Problem statement: Check each line of the records below and collect those holding "parameters".

(Figure content listings)
※

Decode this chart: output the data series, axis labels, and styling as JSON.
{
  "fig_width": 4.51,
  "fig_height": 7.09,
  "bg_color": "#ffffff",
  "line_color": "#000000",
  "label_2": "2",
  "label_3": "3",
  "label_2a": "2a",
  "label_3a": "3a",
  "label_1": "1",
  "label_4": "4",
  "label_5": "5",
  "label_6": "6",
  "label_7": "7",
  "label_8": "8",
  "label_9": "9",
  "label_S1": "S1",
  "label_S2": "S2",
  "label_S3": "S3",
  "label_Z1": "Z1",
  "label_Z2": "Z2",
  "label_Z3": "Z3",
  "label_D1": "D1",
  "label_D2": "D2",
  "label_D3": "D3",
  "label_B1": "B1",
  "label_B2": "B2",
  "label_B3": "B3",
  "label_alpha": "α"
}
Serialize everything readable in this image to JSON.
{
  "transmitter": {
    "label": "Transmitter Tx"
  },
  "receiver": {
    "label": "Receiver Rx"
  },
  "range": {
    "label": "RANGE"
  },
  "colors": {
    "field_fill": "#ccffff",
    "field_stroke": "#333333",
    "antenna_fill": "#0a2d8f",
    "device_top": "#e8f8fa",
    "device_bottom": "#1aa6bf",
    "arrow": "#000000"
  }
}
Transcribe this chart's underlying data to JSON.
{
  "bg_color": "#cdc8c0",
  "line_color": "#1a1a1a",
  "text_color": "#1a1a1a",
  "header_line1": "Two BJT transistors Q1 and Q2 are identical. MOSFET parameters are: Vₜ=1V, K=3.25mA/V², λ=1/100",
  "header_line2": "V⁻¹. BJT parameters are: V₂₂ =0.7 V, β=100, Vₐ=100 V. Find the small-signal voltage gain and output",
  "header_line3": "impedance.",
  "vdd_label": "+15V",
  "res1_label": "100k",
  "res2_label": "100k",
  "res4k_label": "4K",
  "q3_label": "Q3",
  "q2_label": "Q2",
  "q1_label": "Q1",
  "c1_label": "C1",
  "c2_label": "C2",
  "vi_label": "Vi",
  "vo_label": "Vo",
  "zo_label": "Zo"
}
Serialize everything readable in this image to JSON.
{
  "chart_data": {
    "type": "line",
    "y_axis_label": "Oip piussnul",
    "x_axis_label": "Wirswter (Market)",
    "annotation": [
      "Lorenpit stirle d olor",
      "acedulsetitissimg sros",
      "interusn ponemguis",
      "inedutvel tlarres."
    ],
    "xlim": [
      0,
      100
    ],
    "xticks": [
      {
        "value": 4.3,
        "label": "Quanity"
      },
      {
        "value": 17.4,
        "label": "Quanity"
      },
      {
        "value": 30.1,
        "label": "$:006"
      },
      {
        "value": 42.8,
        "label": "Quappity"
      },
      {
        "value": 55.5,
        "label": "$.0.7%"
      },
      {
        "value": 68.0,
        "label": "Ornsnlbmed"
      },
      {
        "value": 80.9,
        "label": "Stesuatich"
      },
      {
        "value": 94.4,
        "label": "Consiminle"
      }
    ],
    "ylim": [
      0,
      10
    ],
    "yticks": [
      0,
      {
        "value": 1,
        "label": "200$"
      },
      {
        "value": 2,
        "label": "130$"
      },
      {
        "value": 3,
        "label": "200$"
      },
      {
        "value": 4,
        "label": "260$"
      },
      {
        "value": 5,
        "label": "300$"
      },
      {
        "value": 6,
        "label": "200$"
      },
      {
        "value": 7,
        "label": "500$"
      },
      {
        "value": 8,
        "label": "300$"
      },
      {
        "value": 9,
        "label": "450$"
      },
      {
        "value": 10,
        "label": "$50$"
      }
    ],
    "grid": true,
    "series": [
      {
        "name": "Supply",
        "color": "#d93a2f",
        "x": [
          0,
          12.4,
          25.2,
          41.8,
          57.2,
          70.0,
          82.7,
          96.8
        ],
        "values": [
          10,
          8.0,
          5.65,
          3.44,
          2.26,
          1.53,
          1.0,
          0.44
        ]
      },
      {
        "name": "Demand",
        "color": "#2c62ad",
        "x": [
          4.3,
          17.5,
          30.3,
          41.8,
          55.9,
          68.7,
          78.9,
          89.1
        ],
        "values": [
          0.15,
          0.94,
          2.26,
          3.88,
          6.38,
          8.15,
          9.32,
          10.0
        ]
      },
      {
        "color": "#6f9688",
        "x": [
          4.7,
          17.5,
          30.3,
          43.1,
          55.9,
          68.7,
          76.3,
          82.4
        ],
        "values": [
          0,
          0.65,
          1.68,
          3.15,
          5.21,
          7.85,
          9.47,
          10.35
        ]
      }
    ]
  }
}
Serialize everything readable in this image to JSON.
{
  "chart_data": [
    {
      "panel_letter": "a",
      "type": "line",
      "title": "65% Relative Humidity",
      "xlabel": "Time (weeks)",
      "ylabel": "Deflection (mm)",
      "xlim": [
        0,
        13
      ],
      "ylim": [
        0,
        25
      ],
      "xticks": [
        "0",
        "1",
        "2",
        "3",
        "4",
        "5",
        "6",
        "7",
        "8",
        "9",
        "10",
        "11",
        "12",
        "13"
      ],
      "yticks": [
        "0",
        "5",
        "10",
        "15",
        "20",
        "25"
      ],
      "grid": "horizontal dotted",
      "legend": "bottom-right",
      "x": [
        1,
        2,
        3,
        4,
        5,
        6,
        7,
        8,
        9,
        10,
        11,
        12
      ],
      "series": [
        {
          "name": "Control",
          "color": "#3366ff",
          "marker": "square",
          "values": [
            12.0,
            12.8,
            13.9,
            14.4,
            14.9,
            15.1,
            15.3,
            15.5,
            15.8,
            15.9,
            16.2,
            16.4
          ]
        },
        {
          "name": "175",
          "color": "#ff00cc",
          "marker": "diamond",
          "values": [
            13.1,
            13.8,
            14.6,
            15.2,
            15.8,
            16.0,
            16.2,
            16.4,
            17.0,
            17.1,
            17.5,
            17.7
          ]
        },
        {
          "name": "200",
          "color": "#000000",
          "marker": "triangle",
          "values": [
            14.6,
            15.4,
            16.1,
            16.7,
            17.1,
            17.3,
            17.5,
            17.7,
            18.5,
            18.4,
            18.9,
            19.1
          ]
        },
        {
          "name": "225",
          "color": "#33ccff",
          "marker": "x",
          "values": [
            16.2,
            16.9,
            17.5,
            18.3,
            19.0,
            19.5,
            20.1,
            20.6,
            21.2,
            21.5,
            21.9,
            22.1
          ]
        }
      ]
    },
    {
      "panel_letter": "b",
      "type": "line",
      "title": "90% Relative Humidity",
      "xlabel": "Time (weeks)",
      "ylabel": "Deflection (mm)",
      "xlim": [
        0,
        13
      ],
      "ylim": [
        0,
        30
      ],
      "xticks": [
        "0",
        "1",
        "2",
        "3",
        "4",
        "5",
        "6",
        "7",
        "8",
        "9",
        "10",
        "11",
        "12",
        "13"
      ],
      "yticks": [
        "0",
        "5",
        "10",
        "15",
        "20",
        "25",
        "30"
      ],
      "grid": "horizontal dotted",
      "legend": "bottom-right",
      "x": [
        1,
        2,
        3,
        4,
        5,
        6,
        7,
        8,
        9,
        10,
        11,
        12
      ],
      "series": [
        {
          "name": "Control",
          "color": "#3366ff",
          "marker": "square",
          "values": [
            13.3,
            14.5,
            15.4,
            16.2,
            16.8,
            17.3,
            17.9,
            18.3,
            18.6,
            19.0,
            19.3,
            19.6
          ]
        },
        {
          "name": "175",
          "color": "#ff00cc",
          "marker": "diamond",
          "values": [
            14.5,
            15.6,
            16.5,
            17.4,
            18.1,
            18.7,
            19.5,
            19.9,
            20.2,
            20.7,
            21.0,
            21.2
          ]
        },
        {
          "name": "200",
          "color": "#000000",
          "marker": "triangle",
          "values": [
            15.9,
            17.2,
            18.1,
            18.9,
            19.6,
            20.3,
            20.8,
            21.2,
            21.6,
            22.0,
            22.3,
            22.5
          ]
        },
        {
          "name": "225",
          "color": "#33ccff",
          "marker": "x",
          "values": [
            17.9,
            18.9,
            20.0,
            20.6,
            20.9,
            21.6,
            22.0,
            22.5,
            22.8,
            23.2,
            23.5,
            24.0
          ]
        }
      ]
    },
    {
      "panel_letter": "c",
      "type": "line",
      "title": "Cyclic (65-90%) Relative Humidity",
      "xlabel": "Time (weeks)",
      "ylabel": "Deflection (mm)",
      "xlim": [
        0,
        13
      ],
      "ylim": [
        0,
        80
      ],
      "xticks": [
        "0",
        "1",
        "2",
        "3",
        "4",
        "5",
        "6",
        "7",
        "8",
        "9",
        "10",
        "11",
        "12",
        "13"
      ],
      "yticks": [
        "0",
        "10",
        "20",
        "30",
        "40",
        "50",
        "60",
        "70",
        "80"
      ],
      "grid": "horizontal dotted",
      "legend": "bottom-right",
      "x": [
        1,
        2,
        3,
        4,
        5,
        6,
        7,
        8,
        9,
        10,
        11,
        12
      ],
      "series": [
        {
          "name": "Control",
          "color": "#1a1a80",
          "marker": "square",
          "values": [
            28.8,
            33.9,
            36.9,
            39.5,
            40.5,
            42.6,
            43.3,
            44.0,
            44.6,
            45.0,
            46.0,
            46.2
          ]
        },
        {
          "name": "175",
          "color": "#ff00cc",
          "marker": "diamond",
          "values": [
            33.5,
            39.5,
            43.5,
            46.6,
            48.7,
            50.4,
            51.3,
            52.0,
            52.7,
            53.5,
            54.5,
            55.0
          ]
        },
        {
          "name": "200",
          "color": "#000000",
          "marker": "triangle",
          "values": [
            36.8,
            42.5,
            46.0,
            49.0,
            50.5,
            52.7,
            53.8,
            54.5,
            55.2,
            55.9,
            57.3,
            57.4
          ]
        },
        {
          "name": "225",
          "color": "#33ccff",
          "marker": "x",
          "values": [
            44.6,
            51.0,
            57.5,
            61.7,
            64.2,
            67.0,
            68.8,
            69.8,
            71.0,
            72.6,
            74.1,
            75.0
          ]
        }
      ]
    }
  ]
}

※

Finished task:
  "header_line1": "Two BJT transistors Q1 and Q2 are identical. MOSFET parameters are: Vₜ=1V, K=3.25mA/V², λ=1/100",
  "header_line2": "V⁻¹. BJT parameters are: V₂₂ =0.7 V, β=100, Vₐ=100 V. Find the small-signal voltage gain and output",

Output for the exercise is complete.